** Start Records supplied **

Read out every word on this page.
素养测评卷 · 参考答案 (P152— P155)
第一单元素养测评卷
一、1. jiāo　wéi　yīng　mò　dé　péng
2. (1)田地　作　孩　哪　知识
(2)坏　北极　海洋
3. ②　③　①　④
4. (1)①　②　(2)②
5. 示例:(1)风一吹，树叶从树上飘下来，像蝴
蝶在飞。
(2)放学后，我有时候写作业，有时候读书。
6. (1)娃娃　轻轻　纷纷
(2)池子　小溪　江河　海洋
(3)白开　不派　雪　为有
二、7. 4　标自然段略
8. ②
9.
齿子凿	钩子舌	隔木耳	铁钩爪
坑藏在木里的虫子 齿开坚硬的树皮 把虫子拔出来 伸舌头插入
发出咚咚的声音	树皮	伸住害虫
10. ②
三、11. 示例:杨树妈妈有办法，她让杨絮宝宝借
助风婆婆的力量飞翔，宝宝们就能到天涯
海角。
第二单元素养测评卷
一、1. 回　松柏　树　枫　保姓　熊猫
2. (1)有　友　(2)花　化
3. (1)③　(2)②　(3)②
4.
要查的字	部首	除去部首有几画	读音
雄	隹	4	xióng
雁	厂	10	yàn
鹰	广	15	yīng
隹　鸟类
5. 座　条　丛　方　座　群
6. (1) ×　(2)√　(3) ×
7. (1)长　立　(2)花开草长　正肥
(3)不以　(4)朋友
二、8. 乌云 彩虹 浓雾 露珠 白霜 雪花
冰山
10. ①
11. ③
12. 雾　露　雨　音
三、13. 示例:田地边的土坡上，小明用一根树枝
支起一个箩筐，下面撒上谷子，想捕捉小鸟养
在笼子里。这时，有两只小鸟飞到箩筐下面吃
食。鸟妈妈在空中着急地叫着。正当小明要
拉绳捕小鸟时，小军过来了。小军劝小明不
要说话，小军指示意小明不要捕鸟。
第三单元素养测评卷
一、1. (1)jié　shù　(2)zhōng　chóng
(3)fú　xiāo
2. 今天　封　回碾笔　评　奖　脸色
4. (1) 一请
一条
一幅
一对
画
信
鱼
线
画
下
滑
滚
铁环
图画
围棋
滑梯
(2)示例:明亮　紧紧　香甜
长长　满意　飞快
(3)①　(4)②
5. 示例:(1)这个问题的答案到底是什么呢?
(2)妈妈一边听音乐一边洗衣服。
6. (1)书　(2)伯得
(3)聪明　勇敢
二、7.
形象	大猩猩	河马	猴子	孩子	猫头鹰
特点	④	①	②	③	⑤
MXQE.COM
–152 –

** End Records supplied **
** Start Records supplied **

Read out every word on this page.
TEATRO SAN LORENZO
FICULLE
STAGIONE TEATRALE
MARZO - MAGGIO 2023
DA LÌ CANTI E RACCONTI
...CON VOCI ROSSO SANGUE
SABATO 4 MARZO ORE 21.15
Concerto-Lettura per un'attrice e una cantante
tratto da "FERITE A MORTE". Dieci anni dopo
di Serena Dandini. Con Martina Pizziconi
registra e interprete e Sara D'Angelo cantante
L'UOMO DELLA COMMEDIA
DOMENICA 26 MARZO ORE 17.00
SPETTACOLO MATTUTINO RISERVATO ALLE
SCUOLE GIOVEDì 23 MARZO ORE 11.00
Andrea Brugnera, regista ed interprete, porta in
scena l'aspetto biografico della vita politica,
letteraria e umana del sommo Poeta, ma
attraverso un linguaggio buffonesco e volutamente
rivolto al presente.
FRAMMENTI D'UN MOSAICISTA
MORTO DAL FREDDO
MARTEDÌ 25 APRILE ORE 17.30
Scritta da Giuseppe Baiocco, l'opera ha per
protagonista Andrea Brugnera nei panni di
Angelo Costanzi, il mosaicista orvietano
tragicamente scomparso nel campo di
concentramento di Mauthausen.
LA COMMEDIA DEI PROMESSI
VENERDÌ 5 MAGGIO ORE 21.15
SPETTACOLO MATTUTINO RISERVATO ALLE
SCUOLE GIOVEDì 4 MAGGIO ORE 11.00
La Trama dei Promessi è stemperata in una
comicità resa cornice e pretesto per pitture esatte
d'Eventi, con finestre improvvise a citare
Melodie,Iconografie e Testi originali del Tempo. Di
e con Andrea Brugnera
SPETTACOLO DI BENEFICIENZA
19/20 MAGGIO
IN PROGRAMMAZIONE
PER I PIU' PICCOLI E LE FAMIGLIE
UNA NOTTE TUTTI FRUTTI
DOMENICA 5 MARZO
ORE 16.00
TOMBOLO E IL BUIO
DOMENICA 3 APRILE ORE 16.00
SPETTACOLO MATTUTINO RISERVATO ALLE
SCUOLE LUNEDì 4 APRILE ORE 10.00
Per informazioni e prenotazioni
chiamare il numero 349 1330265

** End Records supplied **
** Start Records supplied **

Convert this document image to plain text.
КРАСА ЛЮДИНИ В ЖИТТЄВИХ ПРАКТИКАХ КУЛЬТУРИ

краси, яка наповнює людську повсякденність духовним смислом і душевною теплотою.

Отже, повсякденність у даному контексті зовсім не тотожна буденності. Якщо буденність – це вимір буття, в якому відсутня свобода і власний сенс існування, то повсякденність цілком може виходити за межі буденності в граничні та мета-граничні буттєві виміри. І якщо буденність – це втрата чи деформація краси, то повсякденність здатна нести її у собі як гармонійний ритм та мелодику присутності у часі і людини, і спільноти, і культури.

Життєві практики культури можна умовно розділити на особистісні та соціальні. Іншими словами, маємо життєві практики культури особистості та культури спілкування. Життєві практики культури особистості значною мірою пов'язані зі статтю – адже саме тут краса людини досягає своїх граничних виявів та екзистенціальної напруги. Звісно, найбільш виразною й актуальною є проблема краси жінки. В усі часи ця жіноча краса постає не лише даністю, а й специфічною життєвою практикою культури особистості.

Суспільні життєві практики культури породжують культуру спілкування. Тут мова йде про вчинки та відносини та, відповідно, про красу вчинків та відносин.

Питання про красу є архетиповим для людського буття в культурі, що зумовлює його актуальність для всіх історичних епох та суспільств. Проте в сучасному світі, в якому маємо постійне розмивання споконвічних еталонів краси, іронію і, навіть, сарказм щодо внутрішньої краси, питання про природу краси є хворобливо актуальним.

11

** End Records supplied **

Exercise:
Collect every line with the string "MAGGIO" from the records, and copy each.

Problem solution:
MARZO - MAGGIO 2023
VENERDÌ 5 MAGGIO ORE 21.15
SCUOLE GIOVEDì 4 MAGGIO ORE 11.00
19/20 MAGGIO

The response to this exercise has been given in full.